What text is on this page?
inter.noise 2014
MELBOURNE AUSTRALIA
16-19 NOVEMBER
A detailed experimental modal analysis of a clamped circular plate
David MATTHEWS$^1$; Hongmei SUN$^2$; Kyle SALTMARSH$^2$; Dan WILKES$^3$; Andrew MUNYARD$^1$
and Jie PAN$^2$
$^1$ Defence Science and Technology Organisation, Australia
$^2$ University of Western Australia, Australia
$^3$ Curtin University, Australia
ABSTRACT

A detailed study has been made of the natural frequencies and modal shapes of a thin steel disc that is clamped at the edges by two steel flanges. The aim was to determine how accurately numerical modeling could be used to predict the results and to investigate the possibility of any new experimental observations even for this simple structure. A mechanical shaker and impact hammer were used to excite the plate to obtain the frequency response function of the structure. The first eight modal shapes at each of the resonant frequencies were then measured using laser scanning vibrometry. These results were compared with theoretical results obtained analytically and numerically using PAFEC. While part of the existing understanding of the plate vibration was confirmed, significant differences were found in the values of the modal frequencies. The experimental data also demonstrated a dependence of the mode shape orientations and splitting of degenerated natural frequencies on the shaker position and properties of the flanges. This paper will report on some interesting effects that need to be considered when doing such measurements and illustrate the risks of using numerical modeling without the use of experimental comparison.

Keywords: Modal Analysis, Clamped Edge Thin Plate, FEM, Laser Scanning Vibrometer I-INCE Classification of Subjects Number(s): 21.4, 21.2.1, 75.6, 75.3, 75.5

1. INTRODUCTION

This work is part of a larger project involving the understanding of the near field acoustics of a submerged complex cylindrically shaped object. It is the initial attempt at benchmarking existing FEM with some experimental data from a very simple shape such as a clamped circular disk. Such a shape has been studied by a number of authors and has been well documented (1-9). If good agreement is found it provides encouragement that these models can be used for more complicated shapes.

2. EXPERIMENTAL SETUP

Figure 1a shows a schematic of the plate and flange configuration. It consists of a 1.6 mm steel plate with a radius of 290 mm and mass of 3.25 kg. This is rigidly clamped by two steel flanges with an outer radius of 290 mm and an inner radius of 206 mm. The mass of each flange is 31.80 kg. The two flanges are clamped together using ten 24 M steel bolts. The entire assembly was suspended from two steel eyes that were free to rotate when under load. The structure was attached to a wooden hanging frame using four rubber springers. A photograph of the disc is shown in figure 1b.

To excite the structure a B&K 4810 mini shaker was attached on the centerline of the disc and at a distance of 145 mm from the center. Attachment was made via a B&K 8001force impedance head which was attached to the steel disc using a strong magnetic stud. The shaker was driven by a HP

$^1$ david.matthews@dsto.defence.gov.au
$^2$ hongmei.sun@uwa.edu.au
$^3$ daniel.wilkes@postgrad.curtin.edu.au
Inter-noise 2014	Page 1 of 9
____
= GOAL =
Your task is to retype all of the records exactly.

= REPLY =
What text is on this page?
inter.noise 2014
MELBOURNE AUSTRALIA
16-19 NOVEMBER
A detailed experimental modal analysis of a clamped circular plate
David MATTHEWS$^1$; Hongmei SUN$^2$; Kyle SALTMARSH$^2$; Dan WILKES$^3$; Andrew MUNYARD$^1$
and Jie PAN$^2$
$^1$ Defence Science and Technology Organisation, Australia
$^2$ University of Western Australia, Australia
$^3$ Curtin University, Australia
ABSTRACT

A detailed study has been made of the natural frequencies and modal shapes of a thin steel disc that is clamped at the edges by two steel flanges. The aim was to determine how accurately numerical modeling could be used to predict the results and to investigate the possibility of any new experimental observations even for this simple structure. A mechanical shaker and impact hammer were used to excite the plate to obtain the frequency response function of the structure. The first eight modal shapes at each of the resonant frequencies were then measured using laser scanning vibrometry. These results were compared with theoretical results obtained analytically and numerically using PAFEC. While part of the existing understanding of the plate vibration was confirmed, significant differences were found in the values of the modal frequencies. The experimental data also demonstrated a dependence of the mode shape orientations and splitting of degenerated natural frequencies on the shaker position and properties of the flanges. This paper will report on some interesting effects that need to be considered when doing such measurements and illustrate the risks of using numerical modeling without the use of experimental comparison.

Keywords: Modal Analysis, Clamped Edge Thin Plate, FEM, Laser Scanning Vibrometer I-INCE Classification of Subjects Number(s): 21.4, 21.2.1, 75.6, 75.3, 75.5

1. INTRODUCTION

This work is part of a larger project involving the understanding of the near field acoustics of a submerged complex cylindrically shaped object. It is the initial attempt at benchmarking existing FEM with some experimental data from a very simple shape such as a clamped circular disk. Such a shape has been studied by a number of authors and has been well documented (1-9). If good agreement is found it provides encouragement that these models can be used for more complicated shapes.

2. EXPERIMENTAL SETUP

Figure 1a shows a schematic of the plate and flange configuration. It consists of a 1.6 mm steel plate with a radius of 290 mm and mass of 3.25 kg. This is rigidly clamped by two steel flanges with an outer radius of 290 mm and an inner radius of 206 mm. The mass of each flange is 31.80 kg. The two flanges are clamped together using ten 24 M steel bolts. The entire assembly was suspended from two steel eyes that were free to rotate when under load. The structure was attached to a wooden hanging frame using four rubber springers. A photograph of the disc is shown in figure 1b.

To excite the structure a B&K 4810 mini shaker was attached on the centerline of the disc and at a distance of 145 mm from the center. Attachment was made via a B&K 8001force impedance head which was attached to the steel disc using a strong magnetic stud. The shaker was driven by a HP

$^1$ david.matthews@dsto.defence.gov.au
$^2$ hongmei.sun@uwa.edu.au
$^3$ daniel.wilkes@postgrad.curtin.edu.au
Inter-noise 2014	Page 1 of 9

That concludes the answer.